» Request:
Find every line of the listing below where "text" appears, and copy it.

Figure record listings:
□ □ □ □

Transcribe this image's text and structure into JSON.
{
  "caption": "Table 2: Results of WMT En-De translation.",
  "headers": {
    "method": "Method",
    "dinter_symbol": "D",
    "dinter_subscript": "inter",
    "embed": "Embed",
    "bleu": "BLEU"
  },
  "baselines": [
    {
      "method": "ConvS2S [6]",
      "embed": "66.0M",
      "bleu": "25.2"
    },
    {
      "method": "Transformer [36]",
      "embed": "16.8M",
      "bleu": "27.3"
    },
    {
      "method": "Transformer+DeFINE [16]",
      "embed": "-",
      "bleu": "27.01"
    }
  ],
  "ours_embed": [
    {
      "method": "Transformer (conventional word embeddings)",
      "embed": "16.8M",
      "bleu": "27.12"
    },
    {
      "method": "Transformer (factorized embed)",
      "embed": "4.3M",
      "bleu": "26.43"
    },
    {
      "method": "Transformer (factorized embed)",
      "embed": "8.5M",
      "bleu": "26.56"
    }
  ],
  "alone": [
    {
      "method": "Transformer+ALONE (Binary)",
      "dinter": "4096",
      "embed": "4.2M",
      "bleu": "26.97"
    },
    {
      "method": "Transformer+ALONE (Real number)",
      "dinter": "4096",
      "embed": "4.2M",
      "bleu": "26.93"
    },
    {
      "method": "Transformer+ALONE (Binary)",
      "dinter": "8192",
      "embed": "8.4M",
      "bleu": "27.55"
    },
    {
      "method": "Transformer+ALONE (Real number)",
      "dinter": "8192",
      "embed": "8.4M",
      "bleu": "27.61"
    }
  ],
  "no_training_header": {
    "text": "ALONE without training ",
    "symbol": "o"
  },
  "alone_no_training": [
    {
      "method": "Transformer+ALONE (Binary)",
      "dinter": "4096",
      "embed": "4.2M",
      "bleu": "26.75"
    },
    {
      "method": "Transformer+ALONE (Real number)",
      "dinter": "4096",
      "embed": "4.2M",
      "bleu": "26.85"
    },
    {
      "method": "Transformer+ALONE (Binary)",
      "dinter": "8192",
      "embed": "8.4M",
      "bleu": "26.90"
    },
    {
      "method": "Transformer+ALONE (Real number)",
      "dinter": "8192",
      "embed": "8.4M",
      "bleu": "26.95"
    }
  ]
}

□ □ □ □

» Exercise solution:
Transcribe this image's text and structure into JSON.
    "text": "ALONE without training ",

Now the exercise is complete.